* INSTRUÇÕES A SEGUIR:
Transcreva sem nenhuma alteração todas as linhas da listagem abaixo, deixando as imagens de fora da resposta.

* LISTAGEM APRESENTADA:
----

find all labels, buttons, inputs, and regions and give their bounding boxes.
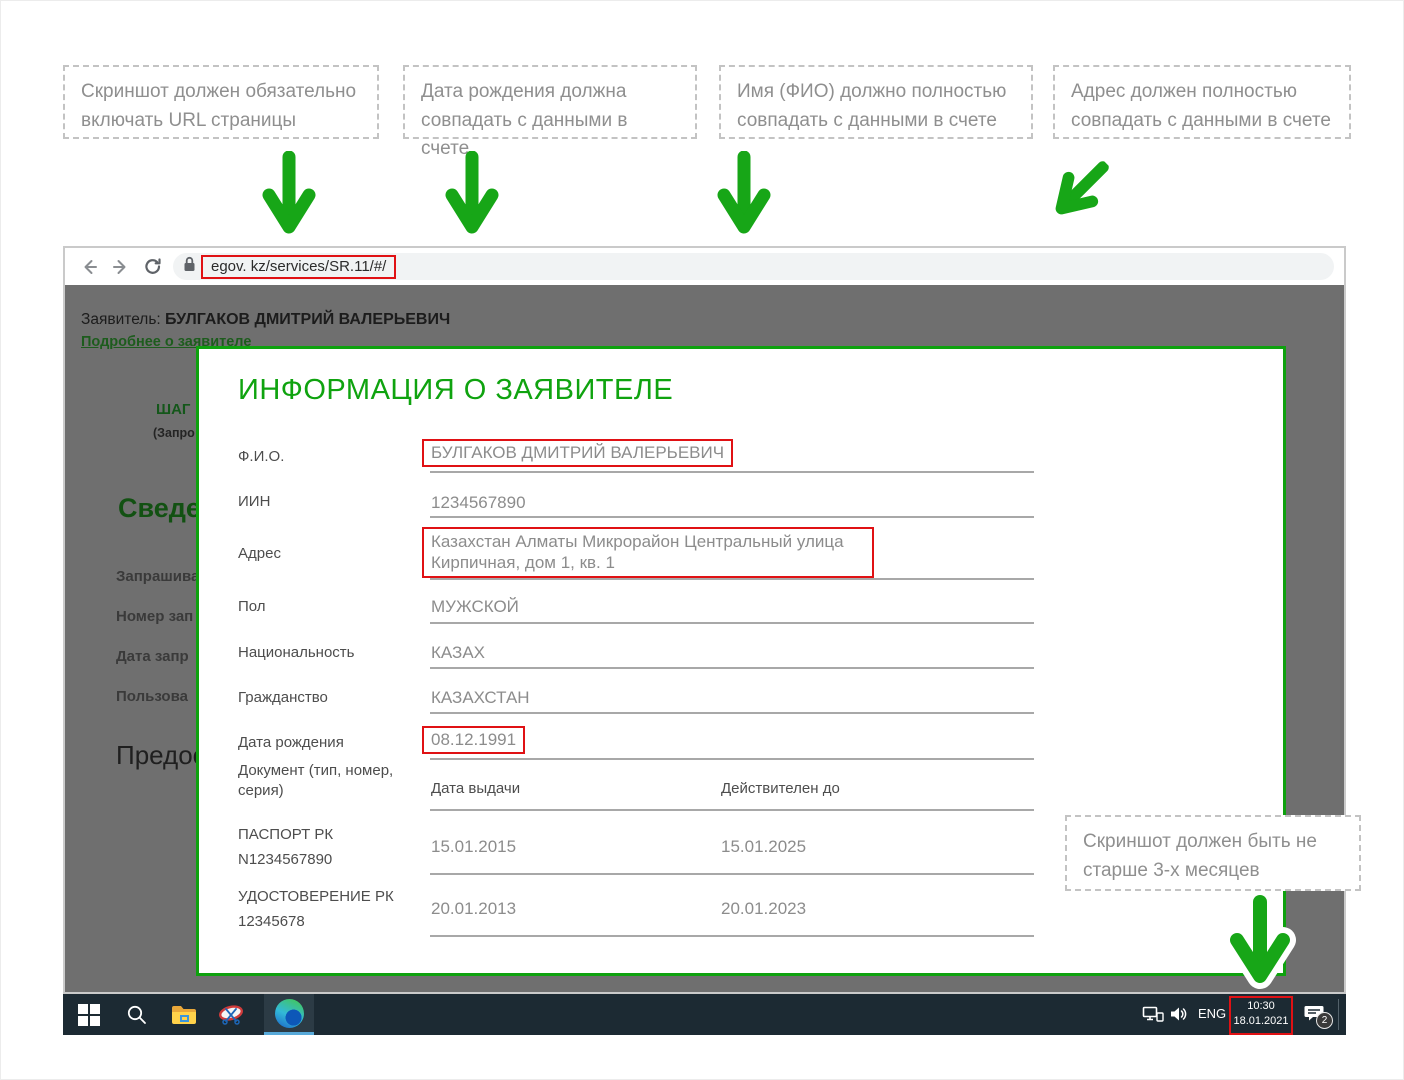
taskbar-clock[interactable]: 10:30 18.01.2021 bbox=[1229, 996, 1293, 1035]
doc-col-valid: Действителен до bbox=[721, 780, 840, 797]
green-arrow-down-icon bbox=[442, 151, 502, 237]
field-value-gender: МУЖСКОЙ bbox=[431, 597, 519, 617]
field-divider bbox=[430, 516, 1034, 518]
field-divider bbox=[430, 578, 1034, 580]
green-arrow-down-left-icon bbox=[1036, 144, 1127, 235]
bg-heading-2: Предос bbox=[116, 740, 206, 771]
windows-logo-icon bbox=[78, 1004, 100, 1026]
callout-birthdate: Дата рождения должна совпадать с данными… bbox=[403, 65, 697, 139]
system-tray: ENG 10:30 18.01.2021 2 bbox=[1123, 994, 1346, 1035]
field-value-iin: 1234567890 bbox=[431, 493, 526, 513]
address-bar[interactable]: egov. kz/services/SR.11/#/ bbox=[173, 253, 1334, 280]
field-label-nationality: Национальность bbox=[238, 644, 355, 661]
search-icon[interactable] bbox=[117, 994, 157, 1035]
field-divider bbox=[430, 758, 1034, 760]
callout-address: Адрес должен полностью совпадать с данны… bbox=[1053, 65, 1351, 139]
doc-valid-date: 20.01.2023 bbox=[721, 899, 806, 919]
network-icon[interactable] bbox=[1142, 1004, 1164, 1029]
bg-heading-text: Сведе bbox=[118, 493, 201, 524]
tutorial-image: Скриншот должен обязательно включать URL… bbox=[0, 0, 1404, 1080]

----

* SOLUÇÃO DO PROBLEMA:
find all labels, buttons, inputs, and regions and give their bounding boxes.
taskbar-clock[interactable]: 10:30 18.01.2021 bbox=[1229, 996, 1293, 1035]
doc-col-valid: Действителен до bbox=[721, 780, 840, 797]
green-arrow-down-icon bbox=[442, 151, 502, 237]
field-value-gender: МУЖСКОЙ bbox=[431, 597, 519, 617]
field-divider bbox=[430, 516, 1034, 518]
field-divider bbox=[430, 578, 1034, 580]
green-arrow-down-left-icon bbox=[1036, 144, 1127, 235]
bg-heading-2: Предос bbox=[116, 740, 206, 771]
windows-logo-icon bbox=[78, 1004, 100, 1026]
callout-birthdate: Дата рождения должна совпадать с данными… bbox=[403, 65, 697, 139]
system-tray: ENG 10:30 18.01.2021 2 bbox=[1123, 994, 1346, 1035]
field-value-iin: 1234567890 bbox=[431, 493, 526, 513]
address-bar[interactable]: egov. kz/services/SR.11/#/ bbox=[173, 253, 1334, 280]
field-label-nationality: Национальность bbox=[238, 644, 355, 661]
search-icon[interactable] bbox=[117, 994, 157, 1035]
field-divider bbox=[430, 758, 1034, 760]
callout-address: Адрес должен полностью совпадать с данны… bbox=[1053, 65, 1351, 139]
doc-valid-date: 20.01.2023 bbox=[721, 899, 806, 919]
network-icon[interactable] bbox=[1142, 1004, 1164, 1029]
bg-heading-text: Сведе bbox=[118, 493, 201, 524]
tutorial-image: Скриншот должен обязательно включать URL… bbox=[0, 0, 1404, 1080]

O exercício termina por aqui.